→ **Aim**: Write out the listing in full, matching it word for word.

→ **Material**:
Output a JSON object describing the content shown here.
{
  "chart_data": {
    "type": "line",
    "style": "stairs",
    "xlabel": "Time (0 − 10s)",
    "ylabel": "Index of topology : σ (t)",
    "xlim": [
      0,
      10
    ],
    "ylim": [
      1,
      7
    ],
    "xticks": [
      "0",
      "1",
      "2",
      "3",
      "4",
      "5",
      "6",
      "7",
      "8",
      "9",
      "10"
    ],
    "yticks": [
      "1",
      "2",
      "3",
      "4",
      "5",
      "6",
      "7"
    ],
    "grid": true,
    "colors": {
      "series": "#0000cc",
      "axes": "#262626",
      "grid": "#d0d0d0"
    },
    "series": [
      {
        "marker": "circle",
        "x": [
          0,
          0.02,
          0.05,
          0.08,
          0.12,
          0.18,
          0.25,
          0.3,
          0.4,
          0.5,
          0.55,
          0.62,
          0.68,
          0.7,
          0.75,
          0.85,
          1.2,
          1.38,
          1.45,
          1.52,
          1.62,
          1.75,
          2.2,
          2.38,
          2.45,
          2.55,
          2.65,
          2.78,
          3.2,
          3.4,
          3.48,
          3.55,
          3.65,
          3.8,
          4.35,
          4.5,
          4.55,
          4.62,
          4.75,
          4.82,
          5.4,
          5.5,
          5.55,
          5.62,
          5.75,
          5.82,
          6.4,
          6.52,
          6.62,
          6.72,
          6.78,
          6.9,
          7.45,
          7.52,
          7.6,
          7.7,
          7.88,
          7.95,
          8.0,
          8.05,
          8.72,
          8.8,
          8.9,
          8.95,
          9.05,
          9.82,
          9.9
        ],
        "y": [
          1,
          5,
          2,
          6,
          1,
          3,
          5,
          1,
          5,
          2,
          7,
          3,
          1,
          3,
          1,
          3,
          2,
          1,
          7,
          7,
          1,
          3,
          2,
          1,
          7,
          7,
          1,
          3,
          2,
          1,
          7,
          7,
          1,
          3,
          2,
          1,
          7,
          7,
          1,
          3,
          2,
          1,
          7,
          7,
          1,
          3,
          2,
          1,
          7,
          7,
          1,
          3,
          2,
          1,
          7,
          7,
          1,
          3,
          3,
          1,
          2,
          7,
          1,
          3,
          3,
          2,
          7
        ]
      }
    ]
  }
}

→ **Answer for the task**:
Output a JSON object describing the content shown here.
{
  "chart_data": {
    "type": "line",
    "style": "stairs",
    "xlabel": "Time (0 − 10s)",
    "ylabel": "Index of topology : σ (t)",
    "xlim": [
      0,
      10
    ],
    "ylim": [
      1,
      7
    ],
    "xticks": [
      "0",
      "1",
      "2",
      "3",
      "4",
      "5",
      "6",
      "7",
      "8",
      "9",
      "10"
    ],
    "yticks": [
      "1",
      "2",
      "3",
      "4",
      "5",
      "6",
      "7"
    ],
    "grid": true,
    "colors": {
      "series": "#0000cc",
      "axes": "#262626",
      "grid": "#d0d0d0"
    },
    "series": [
      {
        "marker": "circle",
        "x": [
          0,
          0.02,
          0.05,
          0.08,
          0.12,
          0.18,
          0.25,
          0.3,
          0.4,
          0.5,
          0.55,
          0.62,
          0.68,
          0.7,
          0.75,
          0.85,
          1.2,
          1.38,
          1.45,
          1.52,
          1.62,
          1.75,
          2.2,
          2.38,
          2.45,
          2.55,
          2.65,
          2.78,
          3.2,
          3.4,
          3.48,
          3.55,
          3.65,
          3.8,
          4.35,
          4.5,
          4.55,
          4.62,
          4.75,
          4.82,
          5.4,
          5.5,
          5.55,
          5.62,
          5.75,
          5.82,
          6.4,
          6.52,
          6.62,
          6.72,
          6.78,
          6.9,
          7.45,
          7.52,
          7.6,
          7.7,
          7.88,
          7.95,
          8.0,
          8.05,
          8.72,
          8.8,
          8.9,
          8.95,
          9.05,
          9.82,
          9.9
        ],
        "y": [
          1,
          5,
          2,
          6,
          1,
          3,
          5,
          1,
          5,
          2,
          7,
          3,
          1,
          3,
          1,
          3,
          2,
          1,
          7,
          7,
          1,
          3,
          2,
          1,
          7,
          7,
          1,
          3,
          2,
          1,
          7,
          7,
          1,
          3,
          2,
          1,
          7,
          7,
          1,
          3,
          2,
          1,
          7,
          7,
          1,
          3,
          2,
          1,
          7,
          7,
          1,
          3,
          2,
          1,
          7,
          7,
          1,
          3,
          3,
          1,
          2,
          7,
          1,
          3,
          3,
          2,
          7
        ]
      }
    ]
  }
}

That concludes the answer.